Task -> Count the lines containing "marker". Give the number alone.
**** Data provided ****
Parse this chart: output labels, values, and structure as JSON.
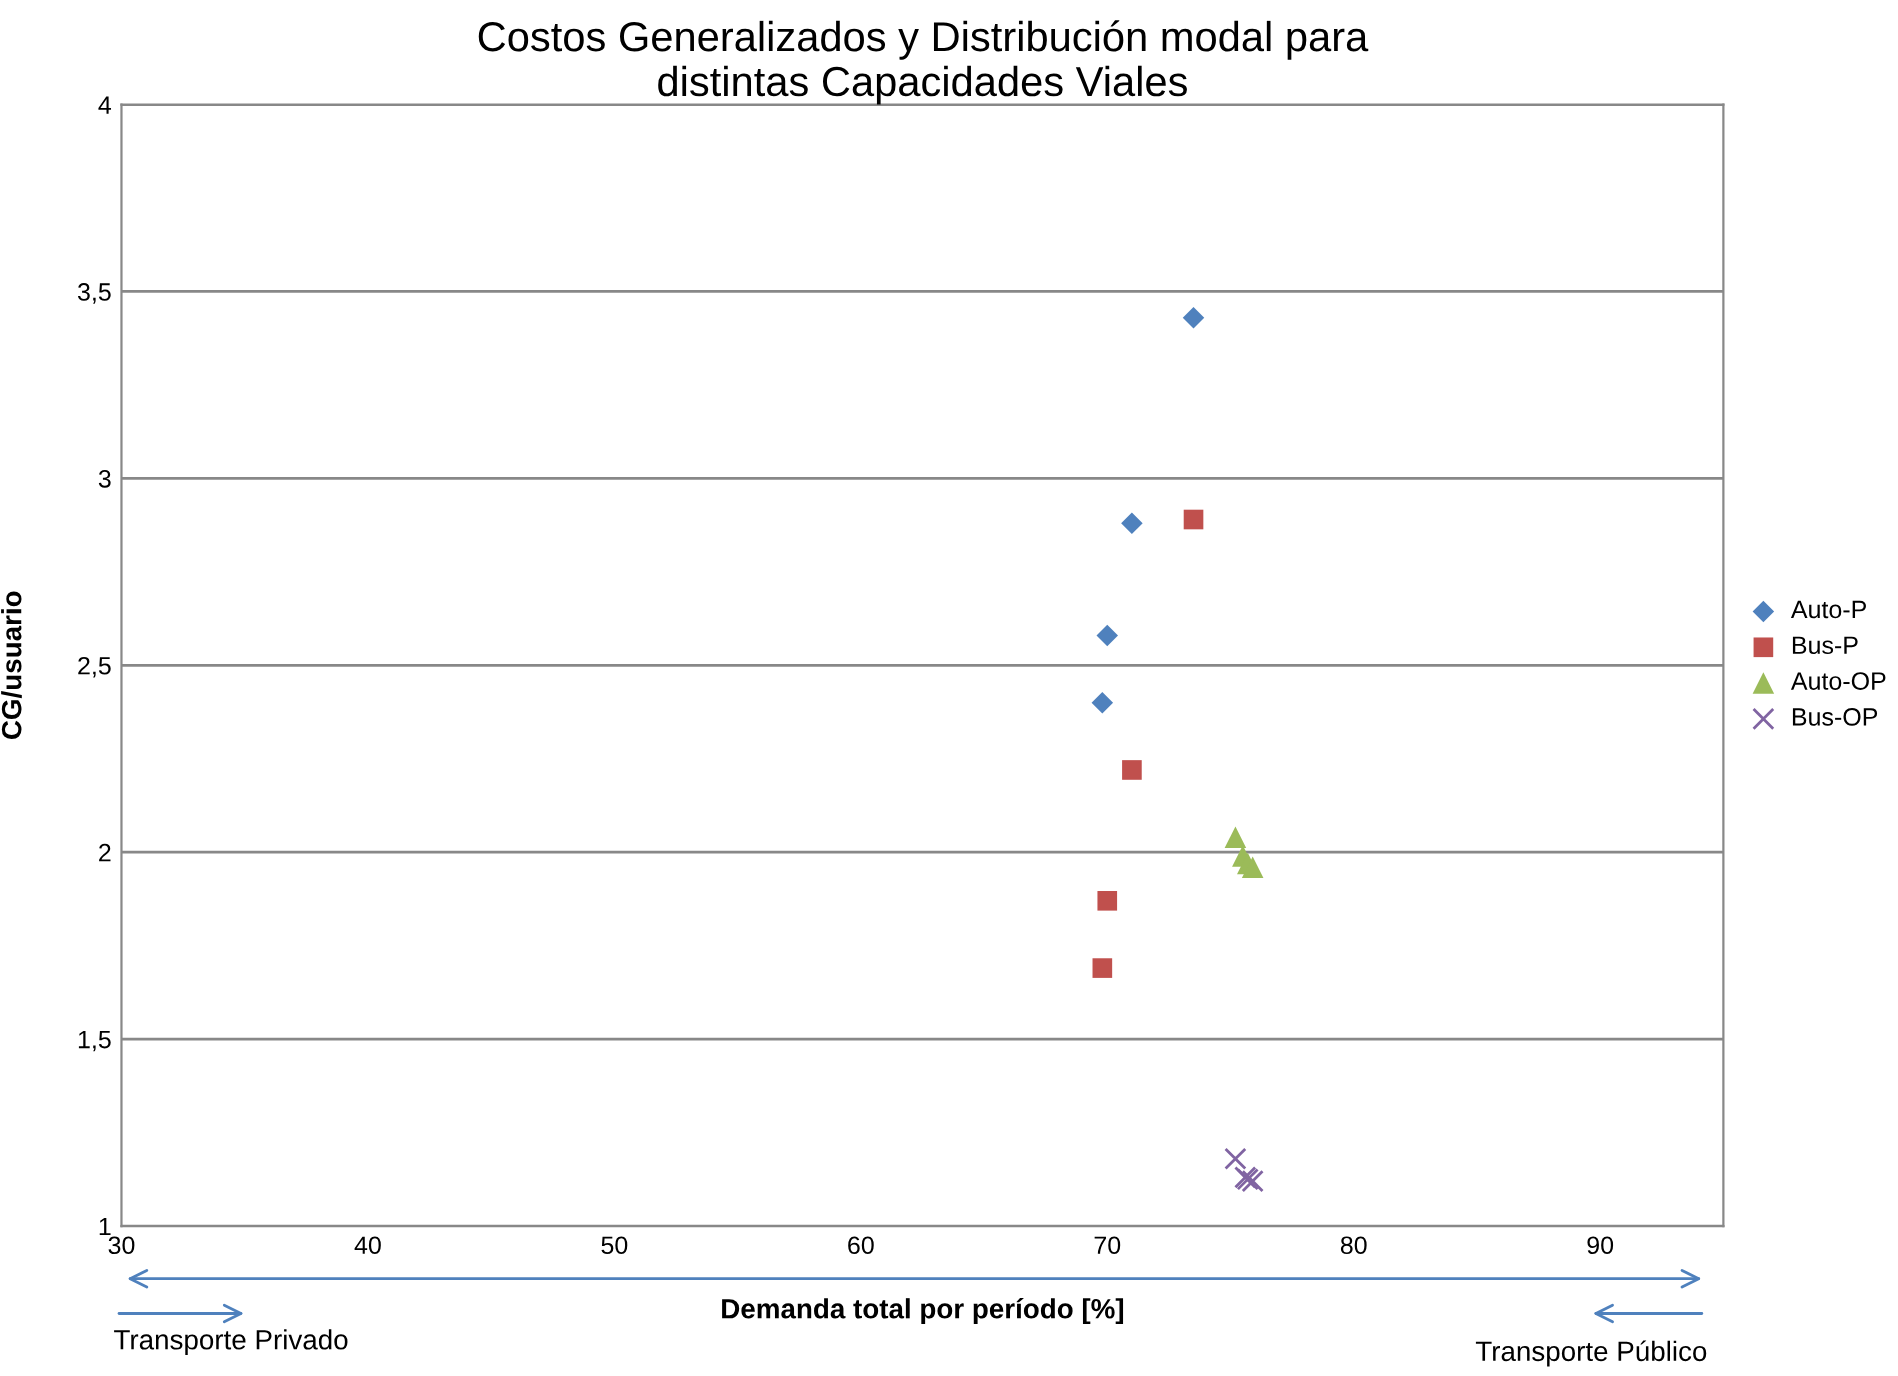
{
  "chart_data": {
    "type": "scatter",
    "title": "Costos Generalizados y Distribución modal para\ndistintas Capacidades Viales",
    "xlabel": "Demanda total por período [%]",
    "ylabel": "CG/usuario",
    "xlim": [
      30,
      95
    ],
    "xticks": [
      30,
      40,
      50,
      60,
      70,
      80,
      90
    ],
    "ylim": [
      1,
      4
    ],
    "yticks": [
      1,
      {
        "value": 1.5,
        "label": "1,5"
      },
      2,
      {
        "value": 2.5,
        "label": "2,5"
      },
      3,
      {
        "value": 3.5,
        "label": "3,5"
      },
      4
    ],
    "grid": "y",
    "legend": "right",
    "series": [
      {
        "name": "Auto-P",
        "color": "#4f81bd",
        "marker": "diamond",
        "x": [
          73.5,
          71.0,
          70.0,
          69.8
        ],
        "values": [
          3.43,
          2.88,
          2.58,
          2.4
        ]
      },
      {
        "name": "Bus-P",
        "color": "#c0504d",
        "marker": "square",
        "x": [
          73.5,
          71.0,
          70.0,
          69.8
        ],
        "values": [
          2.89,
          2.22,
          1.87,
          1.69
        ]
      },
      {
        "name": "Auto-OP",
        "color": "#9bbb59",
        "marker": "triangle",
        "x": [
          75.2,
          75.5,
          75.7,
          75.9
        ],
        "values": [
          2.04,
          1.99,
          1.97,
          1.96
        ]
      },
      {
        "name": "Bus-OP",
        "color": "#8064a2",
        "marker": "cross",
        "x": [
          75.2,
          75.6,
          75.7,
          75.9
        ],
        "values": [
          1.18,
          1.13,
          1.125,
          1.12
        ]
      }
    ],
    "annotations": [
      "Transporte Privado",
      "Transporte Público"
    ]
  }
}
****
The response -> 4